Please print these records exactly as they appear, every line unchanged.

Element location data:
>>>

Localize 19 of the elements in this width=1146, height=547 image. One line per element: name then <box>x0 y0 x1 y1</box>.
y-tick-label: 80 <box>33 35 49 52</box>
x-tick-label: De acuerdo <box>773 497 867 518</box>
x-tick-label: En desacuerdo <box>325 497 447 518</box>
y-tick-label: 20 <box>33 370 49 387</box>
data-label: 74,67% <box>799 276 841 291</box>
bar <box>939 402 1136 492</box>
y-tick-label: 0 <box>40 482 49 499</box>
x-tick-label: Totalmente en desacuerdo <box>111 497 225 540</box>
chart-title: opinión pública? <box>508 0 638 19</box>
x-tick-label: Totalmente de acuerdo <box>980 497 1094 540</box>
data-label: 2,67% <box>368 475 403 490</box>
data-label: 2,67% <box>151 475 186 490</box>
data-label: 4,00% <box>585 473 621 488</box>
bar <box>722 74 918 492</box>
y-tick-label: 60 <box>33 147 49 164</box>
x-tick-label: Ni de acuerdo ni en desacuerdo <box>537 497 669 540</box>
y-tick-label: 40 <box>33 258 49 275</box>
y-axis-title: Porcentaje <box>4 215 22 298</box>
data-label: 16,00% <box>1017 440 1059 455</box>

<<<

[Response to the exercise]
Localize 19 of the elements in this width=1146, height=547 image. One line per element: name then <box>x0 y0 x1 y1</box>.
y-tick-label: 80 <box>33 35 49 52</box>
x-tick-label: De acuerdo <box>773 497 867 518</box>
x-tick-label: En desacuerdo <box>325 497 447 518</box>
y-tick-label: 20 <box>33 370 49 387</box>
data-label: 74,67% <box>799 276 841 291</box>
bar <box>939 402 1136 492</box>
y-tick-label: 0 <box>40 482 49 499</box>
x-tick-label: Totalmente en desacuerdo <box>111 497 225 540</box>
chart-title: opinión pública? <box>508 0 638 19</box>
x-tick-label: Totalmente de acuerdo <box>980 497 1094 540</box>
data-label: 2,67% <box>368 475 403 490</box>
data-label: 2,67% <box>151 475 186 490</box>
data-label: 4,00% <box>585 473 621 488</box>
bar <box>722 74 918 492</box>
y-tick-label: 60 <box>33 147 49 164</box>
x-tick-label: Ni de acuerdo ni en desacuerdo <box>537 497 669 540</box>
y-tick-label: 40 <box>33 258 49 275</box>
y-axis-title: Porcentaje <box>4 215 22 298</box>
data-label: 16,00% <box>1017 440 1059 455</box>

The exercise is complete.